##### Provided material #####

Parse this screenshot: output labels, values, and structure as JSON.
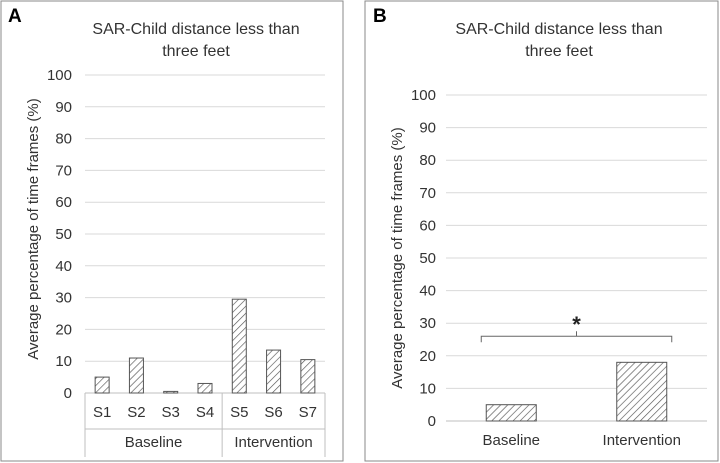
{
  "colors": {
    "bar_stroke": "#555555",
    "hatch": "#555555",
    "grid": "#d9d9d9",
    "axis": "#bfbfbf"
  },
  "chart_data": [
    {
      "panel": "A",
      "type": "bar",
      "title_lines": [
        "SAR-Child distance less than",
        "three feet"
      ],
      "ylabel": "Average percentage of time frames (%)",
      "ylim": [
        0,
        100
      ],
      "yticks": [
        0,
        10,
        20,
        30,
        40,
        50,
        60,
        70,
        80,
        90,
        100
      ],
      "grid": true,
      "categories": [
        "S1",
        "S2",
        "S3",
        "S4",
        "S5",
        "S6",
        "S7"
      ],
      "values": [
        5,
        11,
        0.5,
        3,
        29.5,
        13.5,
        10.5
      ],
      "groups": [
        {
          "label": "Baseline",
          "members": [
            "S1",
            "S2",
            "S3",
            "S4"
          ]
        },
        {
          "label": "Intervention",
          "members": [
            "S5",
            "S6",
            "S7"
          ]
        }
      ],
      "pattern": "diagonal-hatch"
    },
    {
      "panel": "B",
      "type": "bar",
      "title_lines": [
        "SAR-Child distance less than",
        "three feet"
      ],
      "ylabel": "Average percentage of time frames (%)",
      "ylim": [
        0,
        100
      ],
      "yticks": [
        0,
        10,
        20,
        30,
        40,
        50,
        60,
        70,
        80,
        90,
        100
      ],
      "grid": true,
      "categories": [
        "Baseline",
        "Intervention"
      ],
      "values": [
        5,
        18
      ],
      "pattern": "diagonal-hatch",
      "significance": {
        "between": [
          "Baseline",
          "Intervention"
        ],
        "at": 26,
        "label": "*"
      }
    }
  ]
}
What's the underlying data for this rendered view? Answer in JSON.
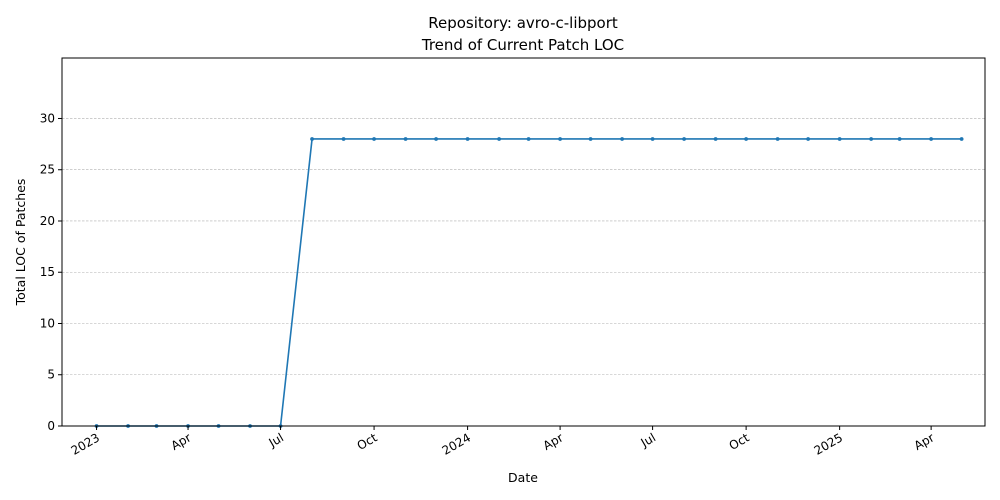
{
  "chart_data": {
    "type": "line",
    "title_line1": "Repository: avro-c-libport",
    "title_line2": "Trend of Current Patch LOC",
    "xlabel": "Date",
    "ylabel": "Total LOC of Patches",
    "ylim": [
      0,
      35.9
    ],
    "yticks": [
      0,
      5,
      10,
      15,
      20,
      25,
      30
    ],
    "xlim": [
      "2022-11-28",
      "2025-05-24"
    ],
    "xticks": [
      {
        "date": "2023-01-01",
        "label": "2023"
      },
      {
        "date": "2023-04-01",
        "label": "Apr"
      },
      {
        "date": "2023-07-01",
        "label": "Jul"
      },
      {
        "date": "2023-10-01",
        "label": "Oct"
      },
      {
        "date": "2024-01-01",
        "label": "2024"
      },
      {
        "date": "2024-04-01",
        "label": "Apr"
      },
      {
        "date": "2024-07-01",
        "label": "Jul"
      },
      {
        "date": "2024-10-01",
        "label": "Oct"
      },
      {
        "date": "2025-01-01",
        "label": "2025"
      },
      {
        "date": "2025-04-01",
        "label": "Apr"
      }
    ],
    "grid": "y",
    "color": "#1f77b4",
    "x": [
      "2023-01-01",
      "2023-02-01",
      "2023-03-01",
      "2023-04-01",
      "2023-05-01",
      "2023-06-01",
      "2023-07-01",
      "2023-08-01",
      "2023-09-01",
      "2023-10-01",
      "2023-11-01",
      "2023-12-01",
      "2024-01-01",
      "2024-02-01",
      "2024-03-01",
      "2024-04-01",
      "2024-05-01",
      "2024-06-01",
      "2024-07-01",
      "2024-08-01",
      "2024-09-01",
      "2024-10-01",
      "2024-11-01",
      "2024-12-01",
      "2025-01-01",
      "2025-02-01",
      "2025-03-01",
      "2025-04-01",
      "2025-05-01"
    ],
    "values": [
      0,
      0,
      0,
      0,
      0,
      0,
      0,
      28,
      28,
      28,
      28,
      28,
      28,
      28,
      28,
      28,
      28,
      28,
      28,
      28,
      28,
      28,
      28,
      28,
      28,
      28,
      28,
      28,
      28
    ]
  }
}
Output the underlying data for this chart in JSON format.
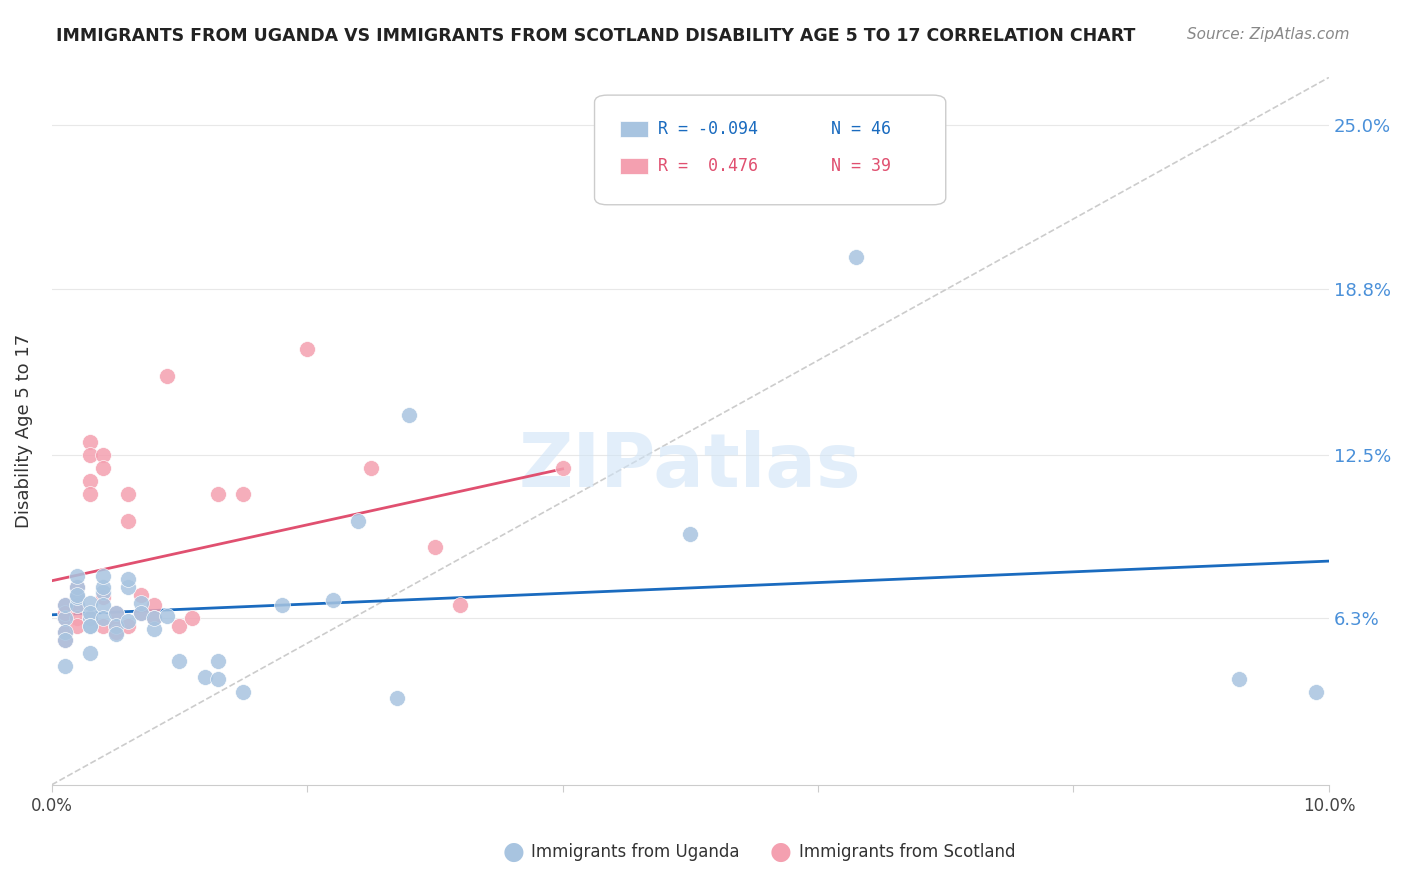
{
  "title": "IMMIGRANTS FROM UGANDA VS IMMIGRANTS FROM SCOTLAND DISABILITY AGE 5 TO 17 CORRELATION CHART",
  "source": "Source: ZipAtlas.com",
  "ylabel": "Disability Age 5 to 17",
  "ytick_labels": [
    "6.3%",
    "12.5%",
    "18.8%",
    "25.0%"
  ],
  "ytick_values": [
    0.063,
    0.125,
    0.188,
    0.25
  ],
  "xlim": [
    0.0,
    0.1
  ],
  "ylim": [
    0.0,
    0.268
  ],
  "legend_r_uganda": "R = -0.094",
  "legend_n_uganda": "N = 46",
  "legend_r_scotland": "R =  0.476",
  "legend_n_scotland": "N = 39",
  "uganda_color": "#a8c4e0",
  "scotland_color": "#f4a0b0",
  "uganda_line_color": "#1a6bbf",
  "scotland_line_color": "#e05070",
  "diagonal_line_color": "#cccccc",
  "watermark": "ZIPatlas",
  "watermark_color": "#d0e4f7",
  "uganda_x": [
    0.001,
    0.001,
    0.001,
    0.001,
    0.001,
    0.002,
    0.002,
    0.002,
    0.002,
    0.002,
    0.003,
    0.003,
    0.003,
    0.003,
    0.003,
    0.003,
    0.004,
    0.004,
    0.004,
    0.004,
    0.004,
    0.005,
    0.005,
    0.005,
    0.006,
    0.006,
    0.006,
    0.007,
    0.007,
    0.008,
    0.008,
    0.009,
    0.01,
    0.012,
    0.013,
    0.013,
    0.015,
    0.018,
    0.022,
    0.024,
    0.027,
    0.028,
    0.05,
    0.063,
    0.093,
    0.099
  ],
  "uganda_y": [
    0.063,
    0.058,
    0.055,
    0.068,
    0.045,
    0.068,
    0.071,
    0.075,
    0.079,
    0.072,
    0.063,
    0.069,
    0.065,
    0.06,
    0.06,
    0.05,
    0.073,
    0.075,
    0.079,
    0.068,
    0.063,
    0.065,
    0.06,
    0.057,
    0.062,
    0.075,
    0.078,
    0.069,
    0.065,
    0.059,
    0.063,
    0.064,
    0.047,
    0.041,
    0.047,
    0.04,
    0.035,
    0.068,
    0.07,
    0.1,
    0.033,
    0.14,
    0.095,
    0.2,
    0.04,
    0.035
  ],
  "scotland_x": [
    0.001,
    0.001,
    0.001,
    0.001,
    0.001,
    0.002,
    0.002,
    0.002,
    0.002,
    0.002,
    0.003,
    0.003,
    0.003,
    0.003,
    0.003,
    0.004,
    0.004,
    0.004,
    0.004,
    0.005,
    0.005,
    0.005,
    0.006,
    0.006,
    0.006,
    0.007,
    0.007,
    0.008,
    0.008,
    0.009,
    0.01,
    0.011,
    0.013,
    0.015,
    0.02,
    0.025,
    0.03,
    0.032,
    0.04
  ],
  "scotland_y": [
    0.063,
    0.058,
    0.055,
    0.068,
    0.065,
    0.068,
    0.071,
    0.075,
    0.063,
    0.06,
    0.13,
    0.115,
    0.125,
    0.11,
    0.063,
    0.125,
    0.12,
    0.06,
    0.071,
    0.065,
    0.06,
    0.058,
    0.1,
    0.11,
    0.06,
    0.072,
    0.065,
    0.068,
    0.063,
    0.155,
    0.06,
    0.063,
    0.11,
    0.11,
    0.165,
    0.12,
    0.09,
    0.068,
    0.12
  ],
  "background_color": "#ffffff",
  "grid_color": "#e8e8e8"
}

#####

= Request =
Copy the entries exactly. Leave out the images.

= Output of the task =
Parse this screenshot: output labels, values, and structure as JSON.
{
  "colors": {
    "bar_stroke": "#555555",
    "hatch": "#555555",
    "grid": "#d9d9d9",
    "axis": "#bfbfbf"
  },
  "chart_data": [
    {
      "panel": "A",
      "type": "bar",
      "title_lines": [
        "SAR-Child distance less than",
        "three feet"
      ],
      "ylabel": "Average percentage of time frames (%)",
      "ylim": [
        0,
        100
      ],
      "yticks": [
        0,
        10,
        20,
        30,
        40,
        50,
        60,
        70,
        80,
        90,
        100
      ],
      "grid": true,
      "categories": [
        "S1",
        "S2",
        "S3",
        "S4",
        "S5",
        "S6",
        "S7"
      ],
      "values": [
        5,
        11,
        0.5,
        3,
        29.5,
        13.5,
        10.5
      ],
      "groups": [
        {
          "label": "Baseline",
          "members": [
            "S1",
            "S2",
            "S3",
            "S4"
          ]
        },
        {
          "label": "Intervention",
          "members": [
            "S5",
            "S6",
            "S7"
          ]
        }
      ],
      "pattern": "diagonal-hatch"
    },
    {
      "panel": "B",
      "type": "bar",
      "title_lines": [
        "SAR-Child distance less than",
        "three feet"
      ],
      "ylabel": "Average percentage of time frames (%)",
      "ylim": [
        0,
        100
      ],
      "yticks": [
        0,
        10,
        20,
        30,
        40,
        50,
        60,
        70,
        80,
        90,
        100
      ],
      "grid": true,
      "categories": [
        "Baseline",
        "Intervention"
      ],
      "values": [
        5,
        18
      ],
      "pattern": "diagonal-hatch",
      "significance": {
        "between": [
          "Baseline",
          "Intervention"
        ],
        "at": 26,
        "label": "*"
      }
    }
  ]
}
What's the underlying data for this rendered view? Answer in JSON.
{
  "chart_data": {
    "type": "line",
    "title_line1": "Repository: avro-c-libport",
    "title_line2": "Trend of Current Patch LOC",
    "xlabel": "Date",
    "ylabel": "Total LOC of Patches",
    "ylim": [
      0,
      35.9
    ],
    "yticks": [
      0,
      5,
      10,
      15,
      20,
      25,
      30
    ],
    "xlim": [
      "2022-11-28",
      "2025-05-24"
    ],
    "xticks": [
      {
        "date": "2023-01-01",
        "label": "2023"
      },
      {
        "date": "2023-04-01",
        "label": "Apr"
      },
      {
        "date": "2023-07-01",
        "label": "Jul"
      },
      {
        "date": "2023-10-01",
        "label": "Oct"
      },
      {
        "date": "2024-01-01",
        "label": "2024"
      },
      {
        "date": "2024-04-01",
        "label": "Apr"
      },
      {
        "date": "2024-07-01",
        "label": "Jul"
      },
      {
        "date": "2024-10-01",
        "label": "Oct"
      },
      {
        "date": "2025-01-01",
        "label": "2025"
      },
      {
        "date": "2025-04-01",
        "label": "Apr"
      }
    ],
    "grid": "y",
    "color": "#1f77b4",
    "x": [
      "2023-01-01",
      "2023-02-01",
      "2023-03-01",
      "2023-04-01",
      "2023-05-01",
      "2023-06-01",
      "2023-07-01",
      "2023-08-01",
      "2023-09-01",
      "2023-10-01",
      "2023-11-01",
      "2023-12-01",
      "2024-01-01",
      "2024-02-01",
      "2024-03-01",
      "2024-04-01",
      "2024-05-01",
      "2024-06-01",
      "2024-07-01",
      "2024-08-01",
      "2024-09-01",
      "2024-10-01",
      "2024-11-01",
      "2024-12-01",
      "2025-01-01",
      "2025-02-01",
      "2025-03-01",
      "2025-04-01",
      "2025-05-01"
    ],
    "values": [
      0,
      0,
      0,
      0,
      0,
      0,
      0,
      28,
      28,
      28,
      28,
      28,
      28,
      28,
      28,
      28,
      28,
      28,
      28,
      28,
      28,
      28,
      28,
      28,
      28,
      28,
      28,
      28,
      28
    ]
  }
}
Output the underlying data for this chart in JSON format.
{
  "title": "IMMIGRANTS FROM UGANDA VS IMMIGRANTS FROM SCOTLAND DISABILITY AGE 5 TO 17 CORRELATION CHART",
  "source": "Source: ZipAtlas.com",
  "ylabel": "Disability Age 5 to 17",
  "ytick_labels": [
    "6.3%",
    "12.5%",
    "18.8%",
    "25.0%"
  ],
  "ytick_values": [
    0.063,
    0.125,
    0.188,
    0.25
  ],
  "xlim": [
    0.0,
    0.1
  ],
  "ylim": [
    0.0,
    0.268
  ],
  "legend_r_uganda": "R = -0.094",
  "legend_n_uganda": "N = 46",
  "legend_r_scotland": "R =  0.476",
  "legend_n_scotland": "N = 39",
  "uganda_color": "#a8c4e0",
  "scotland_color": "#f4a0b0",
  "uganda_line_color": "#1a6bbf",
  "scotland_line_color": "#e05070",
  "diagonal_line_color": "#cccccc",
  "watermark": "ZIPatlas",
  "watermark_color": "#d0e4f7",
  "uganda_x": [
    0.001,
    0.001,
    0.001,
    0.001,
    0.001,
    0.002,
    0.002,
    0.002,
    0.002,
    0.002,
    0.003,
    0.003,
    0.003,
    0.003,
    0.003,
    0.003,
    0.004,
    0.004,
    0.004,
    0.004,
    0.004,
    0.005,
    0.005,
    0.005,
    0.006,
    0.006,
    0.006,
    0.007,
    0.007,
    0.008,
    0.008,
    0.009,
    0.01,
    0.012,
    0.013,
    0.013,
    0.015,
    0.018,
    0.022,
    0.024,
    0.027,
    0.028,
    0.05,
    0.063,
    0.093,
    0.099
  ],
  "uganda_y": [
    0.063,
    0.058,
    0.055,
    0.068,
    0.045,
    0.068,
    0.071,
    0.075,
    0.079,
    0.072,
    0.063,
    0.069,
    0.065,
    0.06,
    0.06,
    0.05,
    0.073,
    0.075,
    0.079,
    0.068,
    0.063,
    0.065,
    0.06,
    0.057,
    0.062,
    0.075,
    0.078,
    0.069,
    0.065,
    0.059,
    0.063,
    0.064,
    0.047,
    0.041,
    0.047,
    0.04,
    0.035,
    0.068,
    0.07,
    0.1,
    0.033,
    0.14,
    0.095,
    0.2,
    0.04,
    0.035
  ],
  "scotland_x": [
    0.001,
    0.001,
    0.001,
    0.001,
    0.001,
    0.002,
    0.002,
    0.002,
    0.002,
    0.002,
    0.003,
    0.003,
    0.003,
    0.003,
    0.003,
    0.004,
    0.004,
    0.004,
    0.004,
    0.005,
    0.005,
    0.005,
    0.006,
    0.006,
    0.006,
    0.007,
    0.007,
    0.008,
    0.008,
    0.009,
    0.01,
    0.011,
    0.013,
    0.015,
    0.02,
    0.025,
    0.03,
    0.032,
    0.04
  ],
  "scotland_y": [
    0.063,
    0.058,
    0.055,
    0.068,
    0.065,
    0.068,
    0.071,
    0.075,
    0.063,
    0.06,
    0.13,
    0.115,
    0.125,
    0.11,
    0.063,
    0.125,
    0.12,
    0.06,
    0.071,
    0.065,
    0.06,
    0.058,
    0.1,
    0.11,
    0.06,
    0.072,
    0.065,
    0.068,
    0.063,
    0.155,
    0.06,
    0.063,
    0.11,
    0.11,
    0.165,
    0.12,
    0.09,
    0.068,
    0.12
  ],
  "background_color": "#ffffff",
  "grid_color": "#e8e8e8"
}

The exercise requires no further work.